**WHAT THE TASK REQUIRES**
Provide only the number of lines where "gate" occurs.
---------- RECORDS
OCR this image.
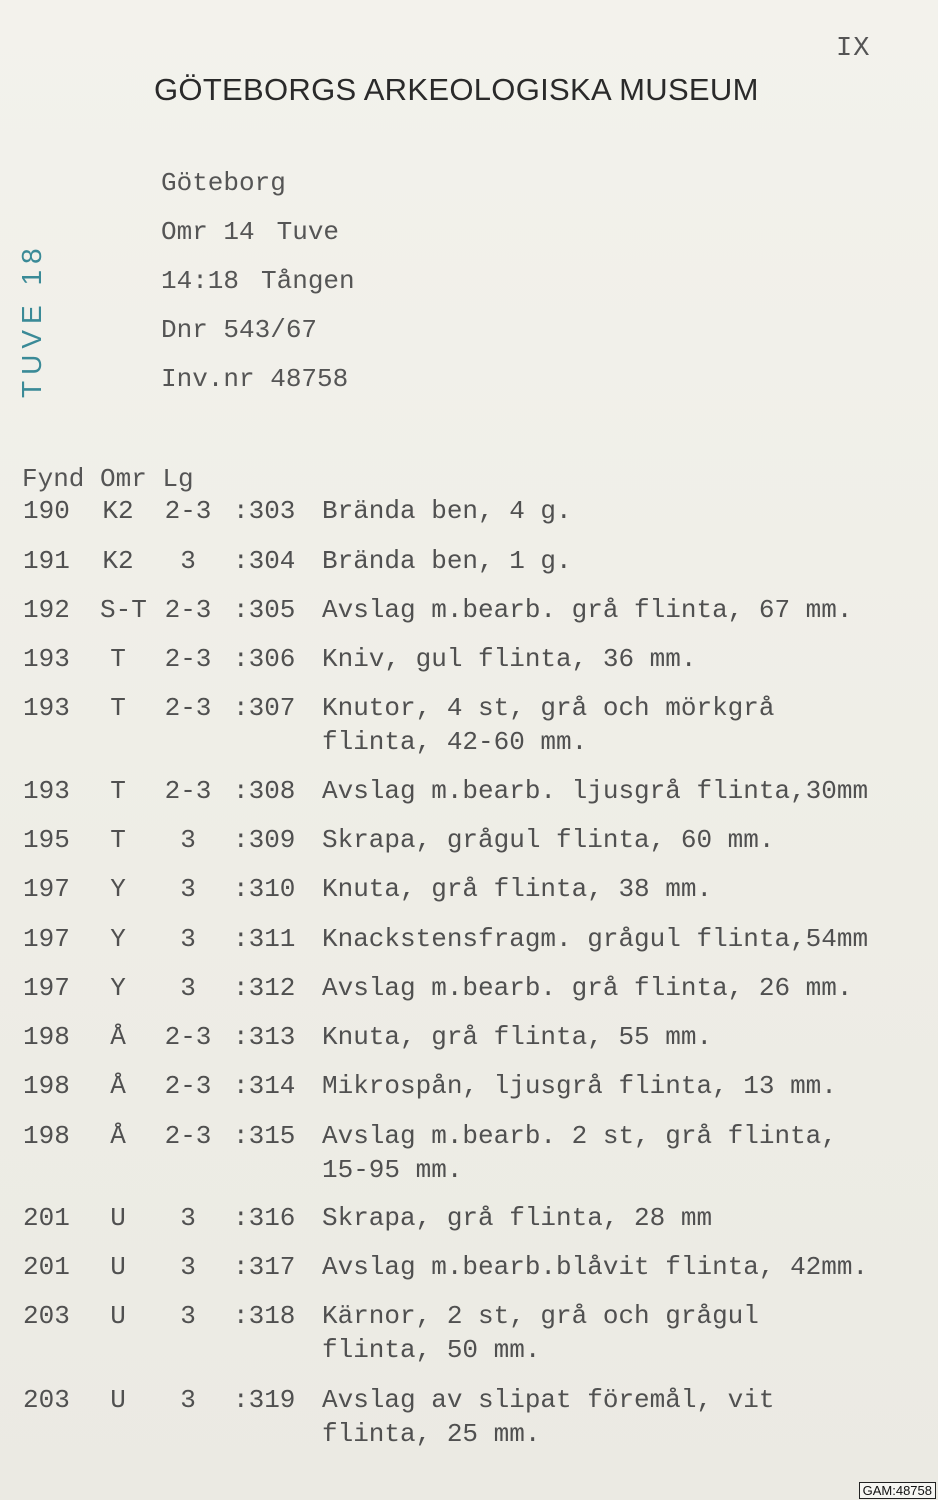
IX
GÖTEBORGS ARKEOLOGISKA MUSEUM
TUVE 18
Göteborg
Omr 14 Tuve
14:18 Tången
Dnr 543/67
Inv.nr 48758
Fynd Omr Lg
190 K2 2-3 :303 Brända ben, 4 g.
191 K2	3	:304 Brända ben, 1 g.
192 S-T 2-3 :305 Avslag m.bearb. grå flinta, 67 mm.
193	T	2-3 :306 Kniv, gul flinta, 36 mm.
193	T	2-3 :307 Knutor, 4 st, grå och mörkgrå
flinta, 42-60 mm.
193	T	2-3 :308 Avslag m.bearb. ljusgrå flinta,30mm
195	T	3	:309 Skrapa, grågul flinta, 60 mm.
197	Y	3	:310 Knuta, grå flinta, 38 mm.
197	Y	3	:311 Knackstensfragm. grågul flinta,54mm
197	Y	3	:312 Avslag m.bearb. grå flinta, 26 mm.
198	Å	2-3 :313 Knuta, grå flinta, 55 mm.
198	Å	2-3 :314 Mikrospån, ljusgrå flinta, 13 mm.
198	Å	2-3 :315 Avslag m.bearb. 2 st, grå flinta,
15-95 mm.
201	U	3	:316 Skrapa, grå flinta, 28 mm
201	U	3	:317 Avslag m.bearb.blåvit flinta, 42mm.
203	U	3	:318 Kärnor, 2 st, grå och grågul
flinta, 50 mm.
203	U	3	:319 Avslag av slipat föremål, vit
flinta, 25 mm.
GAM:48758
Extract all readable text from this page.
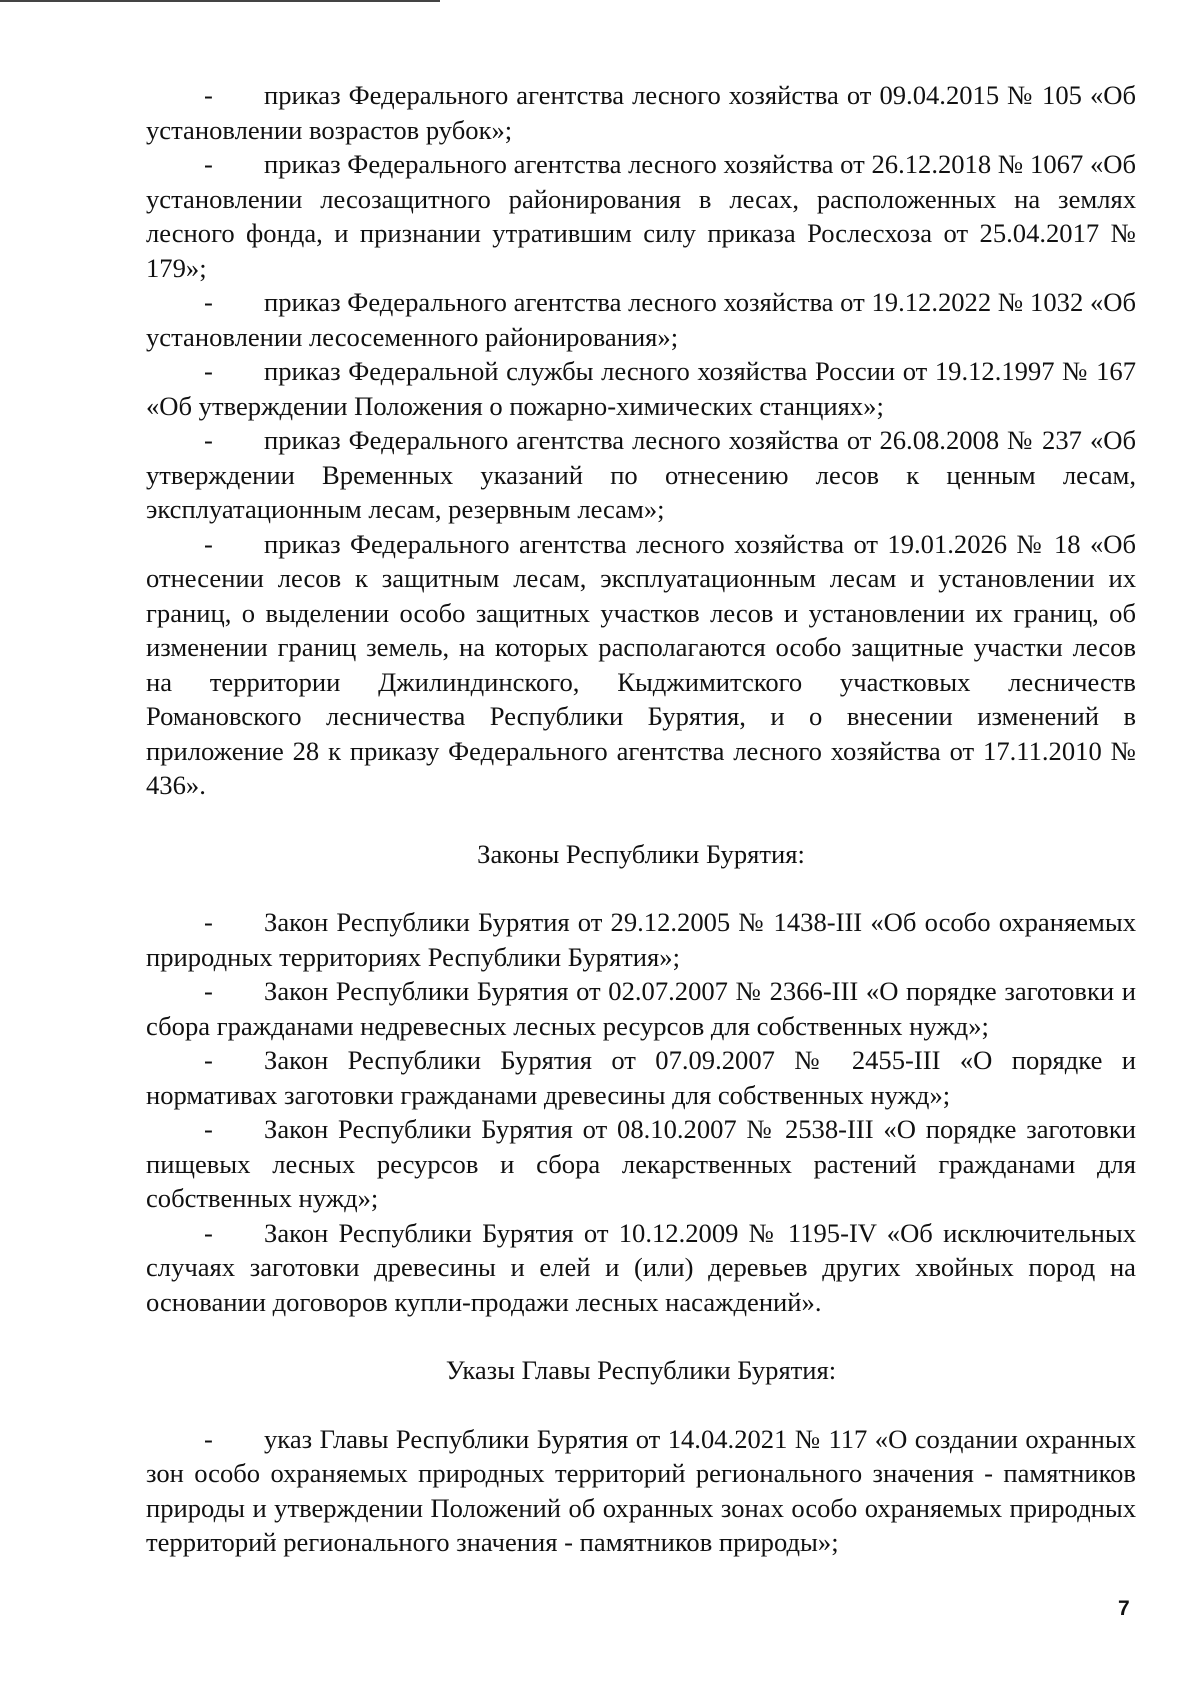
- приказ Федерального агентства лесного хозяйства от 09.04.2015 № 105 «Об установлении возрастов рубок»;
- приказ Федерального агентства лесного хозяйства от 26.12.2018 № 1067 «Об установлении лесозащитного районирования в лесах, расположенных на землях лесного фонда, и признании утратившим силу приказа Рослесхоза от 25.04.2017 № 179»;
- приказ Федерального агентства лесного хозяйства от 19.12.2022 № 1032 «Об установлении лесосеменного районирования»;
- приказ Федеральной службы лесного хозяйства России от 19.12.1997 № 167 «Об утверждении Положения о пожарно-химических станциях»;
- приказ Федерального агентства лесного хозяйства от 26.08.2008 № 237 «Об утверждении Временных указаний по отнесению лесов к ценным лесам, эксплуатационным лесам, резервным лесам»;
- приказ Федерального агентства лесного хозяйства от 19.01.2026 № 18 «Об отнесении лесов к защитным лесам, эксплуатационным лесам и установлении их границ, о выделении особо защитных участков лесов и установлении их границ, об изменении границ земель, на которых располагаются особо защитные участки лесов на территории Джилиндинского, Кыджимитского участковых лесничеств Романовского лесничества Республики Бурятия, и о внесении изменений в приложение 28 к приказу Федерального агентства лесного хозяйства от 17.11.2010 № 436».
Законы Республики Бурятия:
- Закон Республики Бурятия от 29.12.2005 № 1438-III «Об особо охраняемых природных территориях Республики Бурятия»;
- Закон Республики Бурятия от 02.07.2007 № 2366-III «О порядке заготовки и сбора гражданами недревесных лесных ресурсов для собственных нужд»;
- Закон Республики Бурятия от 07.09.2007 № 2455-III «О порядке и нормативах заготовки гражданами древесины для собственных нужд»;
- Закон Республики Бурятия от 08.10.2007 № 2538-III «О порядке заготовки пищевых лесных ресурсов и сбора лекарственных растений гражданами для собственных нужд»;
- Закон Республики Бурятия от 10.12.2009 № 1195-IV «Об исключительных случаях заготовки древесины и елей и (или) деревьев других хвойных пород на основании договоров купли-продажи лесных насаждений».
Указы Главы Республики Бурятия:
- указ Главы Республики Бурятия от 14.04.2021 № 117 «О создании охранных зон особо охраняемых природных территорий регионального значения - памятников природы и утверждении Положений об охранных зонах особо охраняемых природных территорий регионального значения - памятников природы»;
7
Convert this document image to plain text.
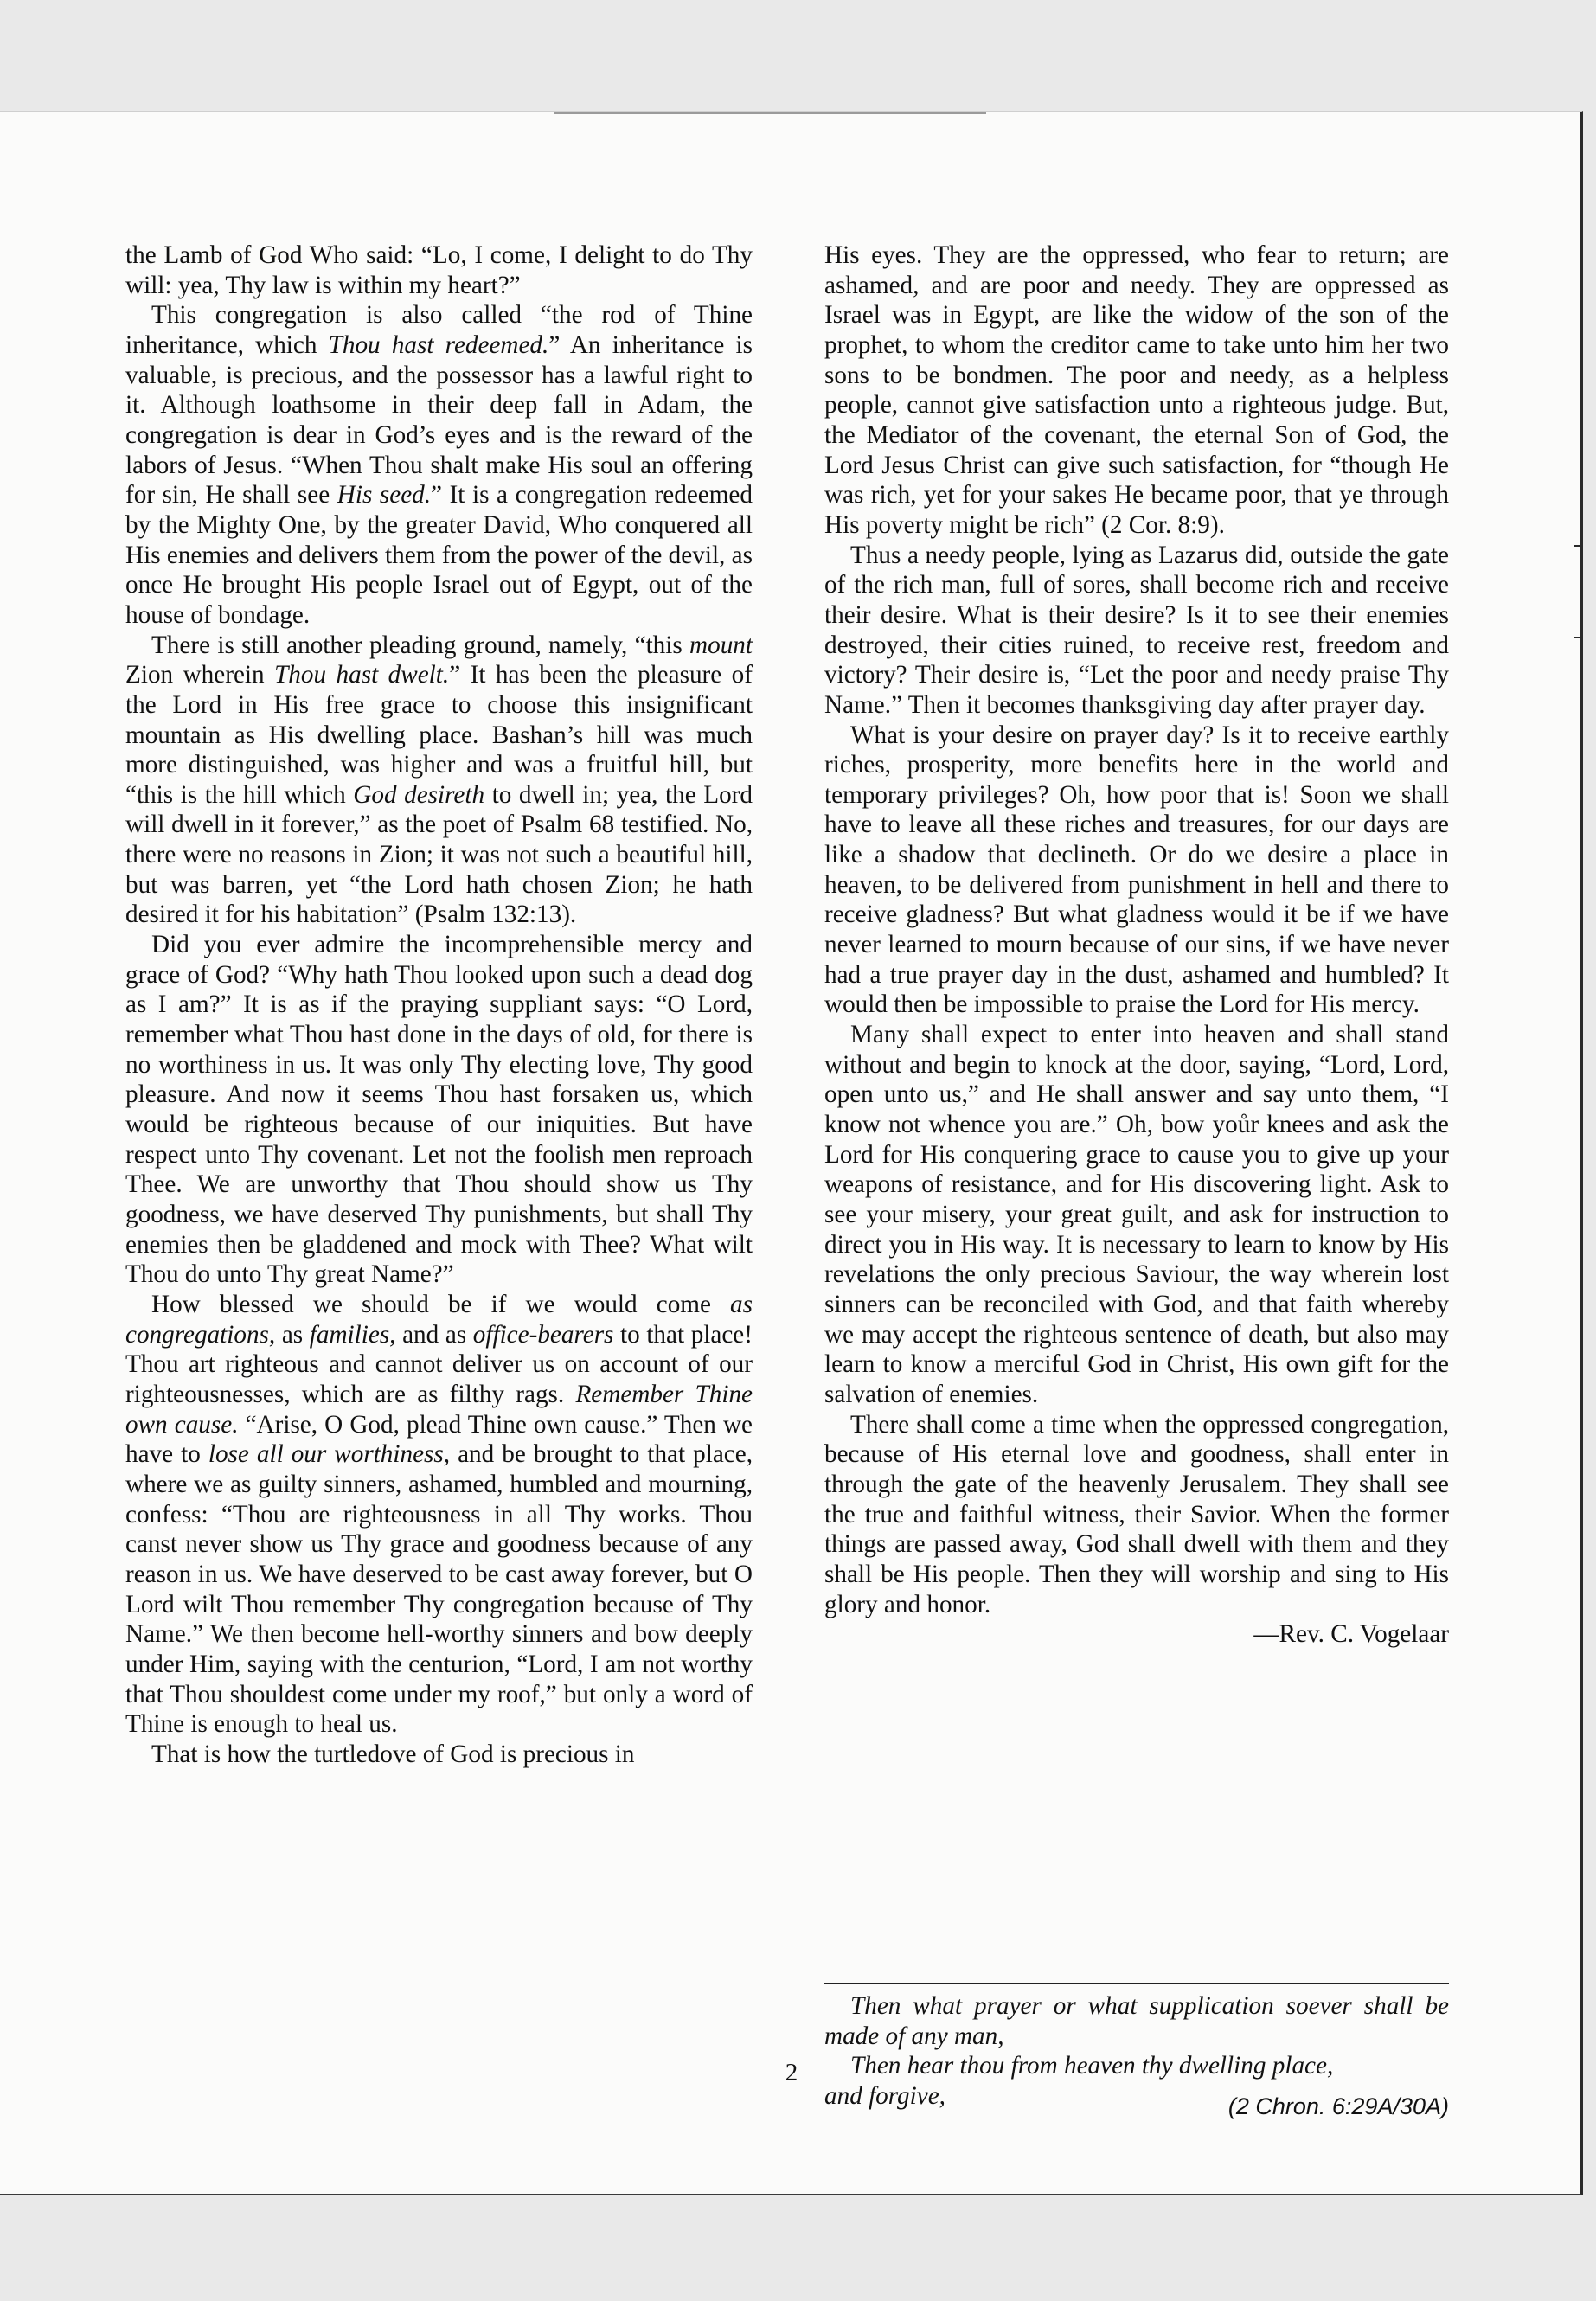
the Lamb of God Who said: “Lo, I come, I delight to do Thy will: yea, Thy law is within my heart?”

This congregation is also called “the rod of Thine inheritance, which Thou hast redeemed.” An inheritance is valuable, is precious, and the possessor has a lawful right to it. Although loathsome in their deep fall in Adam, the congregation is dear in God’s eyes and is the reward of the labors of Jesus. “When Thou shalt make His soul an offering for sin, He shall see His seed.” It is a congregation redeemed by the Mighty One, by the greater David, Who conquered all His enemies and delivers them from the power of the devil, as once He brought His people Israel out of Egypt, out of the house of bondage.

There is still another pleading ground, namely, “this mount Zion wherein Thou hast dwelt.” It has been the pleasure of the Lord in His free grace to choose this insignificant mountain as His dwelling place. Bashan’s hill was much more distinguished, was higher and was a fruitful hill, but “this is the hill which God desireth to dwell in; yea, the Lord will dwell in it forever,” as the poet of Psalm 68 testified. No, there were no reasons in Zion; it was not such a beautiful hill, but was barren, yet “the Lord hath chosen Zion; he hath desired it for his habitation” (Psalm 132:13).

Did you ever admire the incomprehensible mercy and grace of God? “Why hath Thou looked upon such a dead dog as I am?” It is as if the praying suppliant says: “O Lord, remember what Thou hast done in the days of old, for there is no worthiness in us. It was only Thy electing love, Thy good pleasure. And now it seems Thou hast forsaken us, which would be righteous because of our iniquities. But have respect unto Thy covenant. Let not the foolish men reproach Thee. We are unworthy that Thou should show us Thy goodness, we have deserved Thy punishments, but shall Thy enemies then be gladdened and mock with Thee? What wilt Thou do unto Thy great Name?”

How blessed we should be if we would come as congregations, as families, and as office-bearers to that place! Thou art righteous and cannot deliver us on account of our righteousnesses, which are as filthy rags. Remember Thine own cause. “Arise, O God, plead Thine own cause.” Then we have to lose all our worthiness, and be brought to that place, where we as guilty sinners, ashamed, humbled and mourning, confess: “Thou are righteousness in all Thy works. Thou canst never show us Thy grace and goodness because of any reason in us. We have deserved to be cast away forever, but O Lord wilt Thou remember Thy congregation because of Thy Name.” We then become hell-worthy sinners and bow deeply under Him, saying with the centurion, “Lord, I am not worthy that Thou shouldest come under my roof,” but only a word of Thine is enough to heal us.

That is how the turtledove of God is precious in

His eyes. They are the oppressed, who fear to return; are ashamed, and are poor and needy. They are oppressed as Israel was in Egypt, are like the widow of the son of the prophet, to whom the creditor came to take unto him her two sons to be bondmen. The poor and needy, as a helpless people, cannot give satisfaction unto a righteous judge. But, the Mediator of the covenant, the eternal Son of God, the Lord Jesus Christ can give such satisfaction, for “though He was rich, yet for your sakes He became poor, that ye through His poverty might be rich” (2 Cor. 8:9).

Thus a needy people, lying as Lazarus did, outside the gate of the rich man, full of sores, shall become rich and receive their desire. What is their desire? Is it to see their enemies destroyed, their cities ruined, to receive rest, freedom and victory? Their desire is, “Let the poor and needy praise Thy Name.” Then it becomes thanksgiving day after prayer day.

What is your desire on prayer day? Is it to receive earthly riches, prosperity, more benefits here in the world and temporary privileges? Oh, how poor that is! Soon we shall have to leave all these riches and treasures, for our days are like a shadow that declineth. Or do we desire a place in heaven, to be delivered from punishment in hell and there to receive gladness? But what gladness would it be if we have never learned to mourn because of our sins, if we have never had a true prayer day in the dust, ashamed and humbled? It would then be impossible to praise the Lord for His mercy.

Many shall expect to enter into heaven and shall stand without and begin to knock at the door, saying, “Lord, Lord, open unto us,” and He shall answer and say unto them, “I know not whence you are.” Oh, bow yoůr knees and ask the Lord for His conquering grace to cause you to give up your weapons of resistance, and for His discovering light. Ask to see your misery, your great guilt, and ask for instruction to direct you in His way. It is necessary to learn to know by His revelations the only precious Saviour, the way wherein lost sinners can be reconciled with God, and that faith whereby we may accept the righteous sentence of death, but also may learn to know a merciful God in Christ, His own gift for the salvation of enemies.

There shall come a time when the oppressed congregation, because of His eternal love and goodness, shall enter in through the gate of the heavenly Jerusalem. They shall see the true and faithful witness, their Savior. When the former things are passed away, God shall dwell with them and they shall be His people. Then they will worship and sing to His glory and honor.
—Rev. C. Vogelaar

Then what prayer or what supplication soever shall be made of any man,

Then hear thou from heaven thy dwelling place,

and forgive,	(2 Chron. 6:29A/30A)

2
--------------------
**RIGHT ANSWER**
2